===== DATA ROWS =====

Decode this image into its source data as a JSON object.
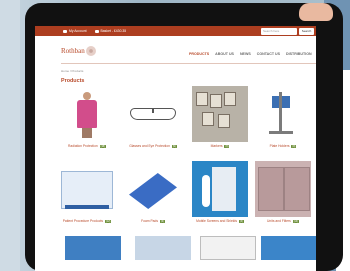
{
  "topbar": {
    "my_account": "My Account",
    "basket": "Basket - £430.35",
    "search_placeholder": "Search here",
    "search_button": "Search"
  },
  "brand": {
    "logo_text": "Rothban"
  },
  "nav": {
    "items": [
      "PRODUCTS",
      "ABOUT US",
      "NEWS",
      "CONTACT US",
      "DISTRIBUTION"
    ],
    "active": "PRODUCTS"
  },
  "breadcrumb": "Home / Products",
  "page_title": "Products",
  "products": [
    {
      "name": "Radiation Protection",
      "badge": "(48)"
    },
    {
      "name": "Glasses and Eye Protection",
      "badge": "(9)"
    },
    {
      "name": "Markers",
      "badge": "(9)"
    },
    {
      "name": "Plate Holders",
      "badge": "(9)"
    },
    {
      "name": "Patient Procedure Products",
      "badge": "(12)"
    },
    {
      "name": "Foam Pads",
      "badge": "(6)"
    },
    {
      "name": "Mobile Screens and Shields",
      "badge": "(3)"
    },
    {
      "name": "Units and Filters",
      "badge": "(13)"
    }
  ],
  "colors": {
    "brand_red": "#b84a2a",
    "topbar": "#ad3e20",
    "badge_green": "#6d8f3a"
  }
}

=====

(EXERCISE INSTRUCTIONS):
Take the entries shown above and quote them verbatim, passing over the pictures.

(ANSWER TO THIS TASK):
Decode this image into its source data as a JSON object.
{
  "topbar": {
    "my_account": "My Account",
    "basket": "Basket - £430.35",
    "search_placeholder": "Search here",
    "search_button": "Search"
  },
  "brand": {
    "logo_text": "Rothban"
  },
  "nav": {
    "items": [
      "PRODUCTS",
      "ABOUT US",
      "NEWS",
      "CONTACT US",
      "DISTRIBUTION"
    ],
    "active": "PRODUCTS"
  },
  "breadcrumb": "Home / Products",
  "page_title": "Products",
  "products": [
    {
      "name": "Radiation Protection",
      "badge": "(48)"
    },
    {
      "name": "Glasses and Eye Protection",
      "badge": "(9)"
    },
    {
      "name": "Markers",
      "badge": "(9)"
    },
    {
      "name": "Plate Holders",
      "badge": "(9)"
    },
    {
      "name": "Patient Procedure Products",
      "badge": "(12)"
    },
    {
      "name": "Foam Pads",
      "badge": "(6)"
    },
    {
      "name": "Mobile Screens and Shields",
      "badge": "(3)"
    },
    {
      "name": "Units and Filters",
      "badge": "(13)"
    }
  ],
  "colors": {
    "brand_red": "#b84a2a",
    "topbar": "#ad3e20",
    "badge_green": "#6d8f3a"
  }
}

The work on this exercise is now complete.